WHAT IS EXPECTED =
Which lines in the material below contain the word "this"? Copy each of them.

(Dataset rows)

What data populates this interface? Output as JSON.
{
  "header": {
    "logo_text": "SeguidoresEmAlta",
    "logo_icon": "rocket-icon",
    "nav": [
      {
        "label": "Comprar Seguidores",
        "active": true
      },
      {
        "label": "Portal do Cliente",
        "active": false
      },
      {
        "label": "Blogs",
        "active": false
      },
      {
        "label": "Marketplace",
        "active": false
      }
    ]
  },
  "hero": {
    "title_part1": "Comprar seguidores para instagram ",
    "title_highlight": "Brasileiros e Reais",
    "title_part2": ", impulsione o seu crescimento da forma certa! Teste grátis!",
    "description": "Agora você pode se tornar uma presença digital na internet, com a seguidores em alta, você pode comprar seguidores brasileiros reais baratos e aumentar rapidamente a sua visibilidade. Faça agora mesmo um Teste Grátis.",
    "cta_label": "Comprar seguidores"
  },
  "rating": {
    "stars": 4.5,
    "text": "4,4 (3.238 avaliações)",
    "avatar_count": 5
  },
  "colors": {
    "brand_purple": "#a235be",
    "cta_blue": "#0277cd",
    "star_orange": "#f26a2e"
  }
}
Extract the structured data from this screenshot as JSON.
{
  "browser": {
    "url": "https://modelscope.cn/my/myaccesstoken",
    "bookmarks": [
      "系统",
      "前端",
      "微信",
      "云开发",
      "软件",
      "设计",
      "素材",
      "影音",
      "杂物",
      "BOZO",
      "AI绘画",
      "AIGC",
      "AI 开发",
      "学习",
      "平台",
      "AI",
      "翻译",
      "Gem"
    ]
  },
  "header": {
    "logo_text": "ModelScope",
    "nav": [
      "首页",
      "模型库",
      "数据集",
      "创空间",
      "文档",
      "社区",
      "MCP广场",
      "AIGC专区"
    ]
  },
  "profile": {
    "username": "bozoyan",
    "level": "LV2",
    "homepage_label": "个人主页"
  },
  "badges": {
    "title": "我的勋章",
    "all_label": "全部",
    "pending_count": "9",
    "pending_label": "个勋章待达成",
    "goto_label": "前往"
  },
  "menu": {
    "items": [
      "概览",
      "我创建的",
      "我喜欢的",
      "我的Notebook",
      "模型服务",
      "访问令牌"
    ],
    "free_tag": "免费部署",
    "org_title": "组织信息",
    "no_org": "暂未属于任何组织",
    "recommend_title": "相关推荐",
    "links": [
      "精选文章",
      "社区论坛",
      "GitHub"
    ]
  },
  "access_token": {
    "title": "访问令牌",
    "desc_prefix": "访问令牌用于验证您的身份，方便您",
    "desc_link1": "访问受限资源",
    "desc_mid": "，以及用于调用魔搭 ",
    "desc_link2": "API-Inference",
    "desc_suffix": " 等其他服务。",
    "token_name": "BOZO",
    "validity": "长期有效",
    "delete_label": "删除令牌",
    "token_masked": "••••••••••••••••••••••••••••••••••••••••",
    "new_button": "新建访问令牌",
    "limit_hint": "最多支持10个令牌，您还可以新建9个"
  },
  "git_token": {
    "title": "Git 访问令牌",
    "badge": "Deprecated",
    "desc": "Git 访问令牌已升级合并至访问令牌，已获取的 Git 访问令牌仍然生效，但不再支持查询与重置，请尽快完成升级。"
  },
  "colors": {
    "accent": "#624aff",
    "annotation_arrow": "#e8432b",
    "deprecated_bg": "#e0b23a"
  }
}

FINISHED TASK =
What data populates this interface? Output as JSON.
Extract the structured data from this screenshot as JSON.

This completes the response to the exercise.